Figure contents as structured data
..............................

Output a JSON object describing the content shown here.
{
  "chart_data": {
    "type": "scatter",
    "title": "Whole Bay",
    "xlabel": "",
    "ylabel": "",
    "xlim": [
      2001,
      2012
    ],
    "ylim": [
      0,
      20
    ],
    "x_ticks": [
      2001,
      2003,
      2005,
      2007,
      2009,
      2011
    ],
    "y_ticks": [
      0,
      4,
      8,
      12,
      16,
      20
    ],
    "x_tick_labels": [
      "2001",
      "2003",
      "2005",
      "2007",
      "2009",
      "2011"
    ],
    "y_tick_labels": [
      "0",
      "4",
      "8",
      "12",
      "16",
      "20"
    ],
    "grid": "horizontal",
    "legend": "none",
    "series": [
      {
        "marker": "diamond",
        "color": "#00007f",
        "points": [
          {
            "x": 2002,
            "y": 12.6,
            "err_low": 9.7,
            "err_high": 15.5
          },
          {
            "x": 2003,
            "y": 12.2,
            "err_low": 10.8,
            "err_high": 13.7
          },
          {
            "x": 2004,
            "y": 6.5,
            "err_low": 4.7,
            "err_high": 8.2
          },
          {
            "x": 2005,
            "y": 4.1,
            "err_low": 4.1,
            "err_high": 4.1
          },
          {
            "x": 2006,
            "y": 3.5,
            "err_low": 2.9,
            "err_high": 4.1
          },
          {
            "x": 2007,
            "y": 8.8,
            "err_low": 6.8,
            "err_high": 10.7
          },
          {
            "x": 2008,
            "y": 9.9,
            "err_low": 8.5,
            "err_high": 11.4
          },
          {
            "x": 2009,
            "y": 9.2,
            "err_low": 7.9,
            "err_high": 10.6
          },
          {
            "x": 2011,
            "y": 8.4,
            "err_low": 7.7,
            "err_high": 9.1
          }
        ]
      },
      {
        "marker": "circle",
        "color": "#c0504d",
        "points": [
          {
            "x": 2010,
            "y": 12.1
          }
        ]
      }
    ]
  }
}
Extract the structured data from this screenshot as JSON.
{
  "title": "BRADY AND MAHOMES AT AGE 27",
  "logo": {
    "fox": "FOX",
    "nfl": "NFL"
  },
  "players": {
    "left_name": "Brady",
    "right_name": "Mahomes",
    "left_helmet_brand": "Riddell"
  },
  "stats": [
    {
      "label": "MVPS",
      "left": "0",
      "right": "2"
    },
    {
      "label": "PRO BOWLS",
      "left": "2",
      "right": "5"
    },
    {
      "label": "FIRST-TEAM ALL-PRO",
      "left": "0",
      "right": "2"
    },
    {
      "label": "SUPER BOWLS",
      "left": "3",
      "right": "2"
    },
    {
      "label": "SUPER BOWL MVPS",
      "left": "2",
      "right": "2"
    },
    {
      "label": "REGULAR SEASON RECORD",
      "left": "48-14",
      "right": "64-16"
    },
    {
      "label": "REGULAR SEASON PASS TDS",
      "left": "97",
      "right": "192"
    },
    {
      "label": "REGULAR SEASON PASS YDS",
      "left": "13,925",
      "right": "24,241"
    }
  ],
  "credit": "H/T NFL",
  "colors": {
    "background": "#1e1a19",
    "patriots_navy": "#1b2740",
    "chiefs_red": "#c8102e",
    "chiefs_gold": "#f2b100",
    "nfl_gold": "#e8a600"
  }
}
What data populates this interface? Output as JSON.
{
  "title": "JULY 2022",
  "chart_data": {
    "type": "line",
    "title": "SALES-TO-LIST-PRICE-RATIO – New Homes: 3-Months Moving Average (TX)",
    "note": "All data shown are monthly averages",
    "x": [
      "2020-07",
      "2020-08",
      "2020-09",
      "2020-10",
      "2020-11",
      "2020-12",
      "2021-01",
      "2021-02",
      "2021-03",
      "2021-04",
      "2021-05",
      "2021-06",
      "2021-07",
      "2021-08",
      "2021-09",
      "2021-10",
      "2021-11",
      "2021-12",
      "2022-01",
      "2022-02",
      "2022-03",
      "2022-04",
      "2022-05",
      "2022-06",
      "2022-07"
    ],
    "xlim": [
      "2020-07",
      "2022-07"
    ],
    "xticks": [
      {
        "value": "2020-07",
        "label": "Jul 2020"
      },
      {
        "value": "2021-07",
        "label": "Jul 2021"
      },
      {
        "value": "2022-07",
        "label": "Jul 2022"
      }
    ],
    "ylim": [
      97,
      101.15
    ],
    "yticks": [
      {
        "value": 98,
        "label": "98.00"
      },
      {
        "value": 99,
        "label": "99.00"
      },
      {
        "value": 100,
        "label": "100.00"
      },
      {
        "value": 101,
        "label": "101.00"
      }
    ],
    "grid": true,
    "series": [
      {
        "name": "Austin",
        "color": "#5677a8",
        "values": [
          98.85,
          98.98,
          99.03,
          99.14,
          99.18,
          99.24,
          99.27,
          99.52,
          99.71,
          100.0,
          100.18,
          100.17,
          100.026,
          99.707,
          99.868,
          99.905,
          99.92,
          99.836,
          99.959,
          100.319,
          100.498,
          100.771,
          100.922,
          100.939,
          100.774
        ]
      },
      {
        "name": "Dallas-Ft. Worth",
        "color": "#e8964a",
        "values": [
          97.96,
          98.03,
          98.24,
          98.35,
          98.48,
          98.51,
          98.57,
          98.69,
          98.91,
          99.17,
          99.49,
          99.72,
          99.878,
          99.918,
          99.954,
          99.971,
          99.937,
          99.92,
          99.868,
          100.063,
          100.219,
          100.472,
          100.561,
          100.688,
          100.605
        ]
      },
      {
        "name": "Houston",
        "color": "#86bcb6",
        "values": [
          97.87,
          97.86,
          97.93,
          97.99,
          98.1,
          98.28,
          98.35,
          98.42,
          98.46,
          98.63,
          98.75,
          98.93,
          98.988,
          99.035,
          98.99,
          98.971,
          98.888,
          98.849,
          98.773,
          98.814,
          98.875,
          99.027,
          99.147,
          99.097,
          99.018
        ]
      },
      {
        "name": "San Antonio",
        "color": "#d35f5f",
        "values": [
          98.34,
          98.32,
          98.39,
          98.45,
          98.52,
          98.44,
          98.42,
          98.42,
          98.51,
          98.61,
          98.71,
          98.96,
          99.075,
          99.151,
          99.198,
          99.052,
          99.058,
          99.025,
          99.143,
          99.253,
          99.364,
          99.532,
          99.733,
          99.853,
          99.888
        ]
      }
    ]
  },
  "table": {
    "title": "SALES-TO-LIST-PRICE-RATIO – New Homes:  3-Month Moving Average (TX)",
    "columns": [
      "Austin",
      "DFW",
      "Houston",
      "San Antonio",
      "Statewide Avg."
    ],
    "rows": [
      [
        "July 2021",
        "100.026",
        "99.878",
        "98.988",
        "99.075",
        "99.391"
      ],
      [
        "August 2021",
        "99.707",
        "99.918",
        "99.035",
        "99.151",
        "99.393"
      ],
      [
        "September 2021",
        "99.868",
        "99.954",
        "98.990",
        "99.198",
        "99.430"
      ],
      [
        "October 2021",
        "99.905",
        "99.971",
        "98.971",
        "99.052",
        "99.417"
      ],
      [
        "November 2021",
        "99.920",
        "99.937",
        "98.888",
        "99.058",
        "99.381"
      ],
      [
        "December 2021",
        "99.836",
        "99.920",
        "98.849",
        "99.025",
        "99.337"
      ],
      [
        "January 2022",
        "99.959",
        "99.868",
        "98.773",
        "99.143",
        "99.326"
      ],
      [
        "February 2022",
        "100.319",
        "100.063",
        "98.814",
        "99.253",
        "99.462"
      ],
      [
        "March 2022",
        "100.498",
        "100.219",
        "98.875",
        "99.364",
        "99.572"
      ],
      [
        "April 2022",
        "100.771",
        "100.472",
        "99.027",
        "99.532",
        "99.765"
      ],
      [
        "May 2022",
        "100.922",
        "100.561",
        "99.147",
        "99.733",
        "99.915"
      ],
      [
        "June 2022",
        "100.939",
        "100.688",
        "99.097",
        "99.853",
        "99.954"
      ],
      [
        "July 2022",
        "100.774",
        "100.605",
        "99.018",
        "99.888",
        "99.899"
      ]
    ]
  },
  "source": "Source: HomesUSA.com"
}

..............................

# [WHAT THE TASK REQUIRES]
Search the data above for the word "SALES", then gather each line in which it appears.

# [RESULT FOR THIS EXERCISE]
    "title": "SALES-TO-LIST-PRICE-RATIO – New Homes: 3-Months Moving Average (TX)",
    "title": "SALES-TO-LIST-PRICE-RATIO – New Homes:  3-Month Moving Average (TX)",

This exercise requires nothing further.